* Dataset extract
****
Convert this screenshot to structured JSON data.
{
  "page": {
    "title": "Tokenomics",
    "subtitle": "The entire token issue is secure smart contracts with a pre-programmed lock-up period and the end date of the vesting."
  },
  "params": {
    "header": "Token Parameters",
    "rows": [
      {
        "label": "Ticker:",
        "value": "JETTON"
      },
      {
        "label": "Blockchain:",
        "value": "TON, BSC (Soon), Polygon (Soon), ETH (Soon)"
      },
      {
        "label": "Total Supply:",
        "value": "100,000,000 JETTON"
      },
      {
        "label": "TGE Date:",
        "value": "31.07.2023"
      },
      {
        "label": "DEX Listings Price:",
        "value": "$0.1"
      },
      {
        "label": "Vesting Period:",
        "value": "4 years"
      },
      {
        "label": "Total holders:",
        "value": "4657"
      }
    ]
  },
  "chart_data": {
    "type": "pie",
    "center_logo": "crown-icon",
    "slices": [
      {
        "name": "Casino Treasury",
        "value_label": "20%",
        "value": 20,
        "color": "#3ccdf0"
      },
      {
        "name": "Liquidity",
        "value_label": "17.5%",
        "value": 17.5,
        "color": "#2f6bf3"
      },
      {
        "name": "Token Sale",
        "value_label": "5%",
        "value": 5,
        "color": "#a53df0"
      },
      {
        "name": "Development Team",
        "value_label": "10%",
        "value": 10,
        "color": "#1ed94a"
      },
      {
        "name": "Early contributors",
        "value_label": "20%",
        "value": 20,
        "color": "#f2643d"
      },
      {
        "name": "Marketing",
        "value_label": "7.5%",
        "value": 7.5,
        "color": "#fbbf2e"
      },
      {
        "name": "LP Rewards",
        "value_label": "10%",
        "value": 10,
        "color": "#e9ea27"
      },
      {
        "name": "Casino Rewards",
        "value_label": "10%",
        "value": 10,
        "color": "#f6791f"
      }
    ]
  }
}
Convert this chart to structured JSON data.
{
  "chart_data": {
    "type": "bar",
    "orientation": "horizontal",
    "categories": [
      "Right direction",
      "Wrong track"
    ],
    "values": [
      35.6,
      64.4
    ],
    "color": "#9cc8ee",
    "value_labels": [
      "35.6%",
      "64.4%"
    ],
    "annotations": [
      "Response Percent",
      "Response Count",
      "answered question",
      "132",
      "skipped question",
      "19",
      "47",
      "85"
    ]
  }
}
****
* Stated task
Please output every record, keeping each line exact.

* Response to the exercise
Convert this screenshot to structured JSON data.
{
  "page": {
    "title": "Tokenomics",
    "subtitle": "The entire token issue is secure smart contracts with a pre-programmed lock-up period and the end date of the vesting."
  },
  "params": {
    "header": "Token Parameters",
    "rows": [
      {
        "label": "Ticker:",
        "value": "JETTON"
      },
      {
        "label": "Blockchain:",
        "value": "TON, BSC (Soon), Polygon (Soon), ETH (Soon)"
      },
      {
        "label": "Total Supply:",
        "value": "100,000,000 JETTON"
      },
      {
        "label": "TGE Date:",
        "value": "31.07.2023"
      },
      {
        "label": "DEX Listings Price:",
        "value": "$0.1"
      },
      {
        "label": "Vesting Period:",
        "value": "4 years"
      },
      {
        "label": "Total holders:",
        "value": "4657"
      }
    ]
  },
  "chart_data": {
    "type": "pie",
    "center_logo": "crown-icon",
    "slices": [
      {
        "name": "Casino Treasury",
        "value_label": "20%",
        "value": 20,
        "color": "#3ccdf0"
      },
      {
        "name": "Liquidity",
        "value_label": "17.5%",
        "value": 17.5,
        "color": "#2f6bf3"
      },
      {
        "name": "Token Sale",
        "value_label": "5%",
        "value": 5,
        "color": "#a53df0"
      },
      {
        "name": "Development Team",
        "value_label": "10%",
        "value": 10,
        "color": "#1ed94a"
      },
      {
        "name": "Early contributors",
        "value_label": "20%",
        "value": 20,
        "color": "#f2643d"
      },
      {
        "name": "Marketing",
        "value_label": "7.5%",
        "value": 7.5,
        "color": "#fbbf2e"
      },
      {
        "name": "LP Rewards",
        "value_label": "10%",
        "value": 10,
        "color": "#e9ea27"
      },
      {
        "name": "Casino Rewards",
        "value_label": "10%",
        "value": 10,
        "color": "#f6791f"
      }
    ]
  }
}
Convert this chart to structured JSON data.
{
  "chart_data": {
    "type": "bar",
    "orientation": "horizontal",
    "categories": [
      "Right direction",
      "Wrong track"
    ],
    "values": [
      35.6,
      64.4
    ],
    "color": "#9cc8ee",
    "value_labels": [
      "35.6%",
      "64.4%"
    ],
    "annotations": [
      "Response Percent",
      "Response Count",
      "answered question",
      "132",
      "skipped question",
      "19",
      "47",
      "85"
    ]
  }
}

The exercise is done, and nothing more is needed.